START

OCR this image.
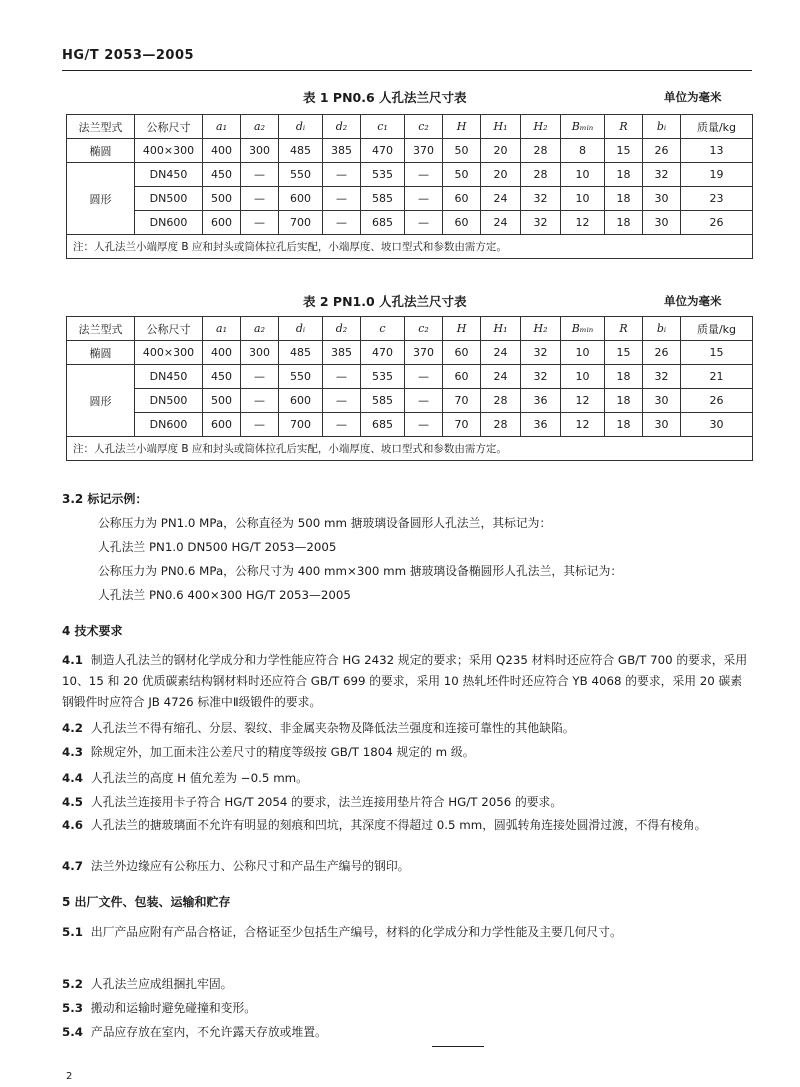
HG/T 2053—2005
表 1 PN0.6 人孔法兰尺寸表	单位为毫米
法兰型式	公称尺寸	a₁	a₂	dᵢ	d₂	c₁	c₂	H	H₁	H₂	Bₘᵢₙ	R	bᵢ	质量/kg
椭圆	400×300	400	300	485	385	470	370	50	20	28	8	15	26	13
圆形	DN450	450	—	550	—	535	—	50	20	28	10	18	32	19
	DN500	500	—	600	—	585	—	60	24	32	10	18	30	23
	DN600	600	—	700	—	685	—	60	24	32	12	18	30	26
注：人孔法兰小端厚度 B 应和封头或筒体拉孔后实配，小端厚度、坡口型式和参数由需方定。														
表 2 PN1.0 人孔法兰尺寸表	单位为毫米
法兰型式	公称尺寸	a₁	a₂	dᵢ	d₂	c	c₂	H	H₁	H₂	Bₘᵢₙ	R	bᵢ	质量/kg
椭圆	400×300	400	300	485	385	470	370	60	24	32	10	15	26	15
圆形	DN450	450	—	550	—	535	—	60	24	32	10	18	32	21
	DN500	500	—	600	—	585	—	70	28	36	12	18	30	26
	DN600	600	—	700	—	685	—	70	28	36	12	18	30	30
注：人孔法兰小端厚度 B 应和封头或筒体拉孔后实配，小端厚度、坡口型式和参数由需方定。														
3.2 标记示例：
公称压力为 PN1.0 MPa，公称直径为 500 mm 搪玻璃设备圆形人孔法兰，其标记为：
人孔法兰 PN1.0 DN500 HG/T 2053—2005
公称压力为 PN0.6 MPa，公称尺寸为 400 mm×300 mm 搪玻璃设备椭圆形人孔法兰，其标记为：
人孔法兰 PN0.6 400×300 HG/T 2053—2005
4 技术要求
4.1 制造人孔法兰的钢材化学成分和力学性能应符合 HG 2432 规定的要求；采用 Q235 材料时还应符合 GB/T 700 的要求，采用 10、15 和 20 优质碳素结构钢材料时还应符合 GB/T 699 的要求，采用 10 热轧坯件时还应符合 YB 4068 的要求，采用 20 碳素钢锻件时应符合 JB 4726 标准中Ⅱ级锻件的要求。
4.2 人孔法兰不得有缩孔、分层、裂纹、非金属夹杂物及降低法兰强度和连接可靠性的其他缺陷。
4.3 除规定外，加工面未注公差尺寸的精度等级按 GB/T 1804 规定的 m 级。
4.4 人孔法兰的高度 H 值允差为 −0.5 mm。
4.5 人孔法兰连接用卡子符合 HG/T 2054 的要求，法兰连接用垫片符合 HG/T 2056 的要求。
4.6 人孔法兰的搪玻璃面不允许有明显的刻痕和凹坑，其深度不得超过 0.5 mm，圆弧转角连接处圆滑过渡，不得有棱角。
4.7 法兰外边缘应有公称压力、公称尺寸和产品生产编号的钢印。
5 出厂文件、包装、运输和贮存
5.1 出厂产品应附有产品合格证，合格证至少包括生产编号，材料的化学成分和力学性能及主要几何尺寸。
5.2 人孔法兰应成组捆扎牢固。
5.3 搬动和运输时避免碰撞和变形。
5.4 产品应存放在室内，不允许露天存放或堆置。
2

END

== Prompt ==
Which lines hold the word "公称压力为"? Copy every one of them.

== Response ==
公称压力为 PN1.0 MPa，公称直径为 500 mm 搪玻璃设备圆形人孔法兰，其标记为：
公称压力为 PN0.6 MPa，公称尺寸为 400 mm×300 mm 搪玻璃设备椭圆形人孔法兰，其标记为：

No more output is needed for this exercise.